Exercise brief:
Give back all the data exactly, line by line.

Data supplied:
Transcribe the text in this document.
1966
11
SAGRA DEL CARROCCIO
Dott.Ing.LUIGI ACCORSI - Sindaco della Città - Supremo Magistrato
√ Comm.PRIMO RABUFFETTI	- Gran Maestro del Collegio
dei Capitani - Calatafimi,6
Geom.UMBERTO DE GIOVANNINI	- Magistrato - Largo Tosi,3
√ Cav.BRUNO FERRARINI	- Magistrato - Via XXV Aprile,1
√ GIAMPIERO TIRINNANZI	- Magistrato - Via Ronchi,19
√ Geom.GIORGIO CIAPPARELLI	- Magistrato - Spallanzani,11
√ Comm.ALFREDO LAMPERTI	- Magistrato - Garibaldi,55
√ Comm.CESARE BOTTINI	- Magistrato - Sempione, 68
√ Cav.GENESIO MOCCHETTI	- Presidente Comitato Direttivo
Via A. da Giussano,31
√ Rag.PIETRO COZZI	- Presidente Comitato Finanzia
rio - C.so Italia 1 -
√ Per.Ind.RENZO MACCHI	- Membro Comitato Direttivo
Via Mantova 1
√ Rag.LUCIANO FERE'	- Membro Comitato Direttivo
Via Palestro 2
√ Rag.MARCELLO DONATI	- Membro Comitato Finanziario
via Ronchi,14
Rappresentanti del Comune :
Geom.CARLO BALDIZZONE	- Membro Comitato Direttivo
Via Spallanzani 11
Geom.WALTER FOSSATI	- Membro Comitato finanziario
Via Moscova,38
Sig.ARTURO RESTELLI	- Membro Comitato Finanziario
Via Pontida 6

Exercise response:
Transcribe the text in this document.
1966
11
SAGRA DEL CARROCCIO
Dott.Ing.LUIGI ACCORSI - Sindaco della Città - Supremo Magistrato
√ Comm.PRIMO RABUFFETTI	- Gran Maestro del Collegio
dei Capitani - Calatafimi,6
Geom.UMBERTO DE GIOVANNINI	- Magistrato - Largo Tosi,3
√ Cav.BRUNO FERRARINI	- Magistrato - Via XXV Aprile,1
√ GIAMPIERO TIRINNANZI	- Magistrato - Via Ronchi,19
√ Geom.GIORGIO CIAPPARELLI	- Magistrato - Spallanzani,11
√ Comm.ALFREDO LAMPERTI	- Magistrato - Garibaldi,55
√ Comm.CESARE BOTTINI	- Magistrato - Sempione, 68
√ Cav.GENESIO MOCCHETTI	- Presidente Comitato Direttivo
Via A. da Giussano,31
√ Rag.PIETRO COZZI	- Presidente Comitato Finanzia
rio - C.so Italia 1 -
√ Per.Ind.RENZO MACCHI	- Membro Comitato Direttivo
Via Mantova 1
√ Rag.LUCIANO FERE'	- Membro Comitato Direttivo
Via Palestro 2
√ Rag.MARCELLO DONATI	- Membro Comitato Finanziario
via Ronchi,14
Rappresentanti del Comune :
Geom.CARLO BALDIZZONE	- Membro Comitato Direttivo
Via Spallanzani 11
Geom.WALTER FOSSATI	- Membro Comitato finanziario
Via Moscova,38
Sig.ARTURO RESTELLI	- Membro Comitato Finanziario
Via Pontida 6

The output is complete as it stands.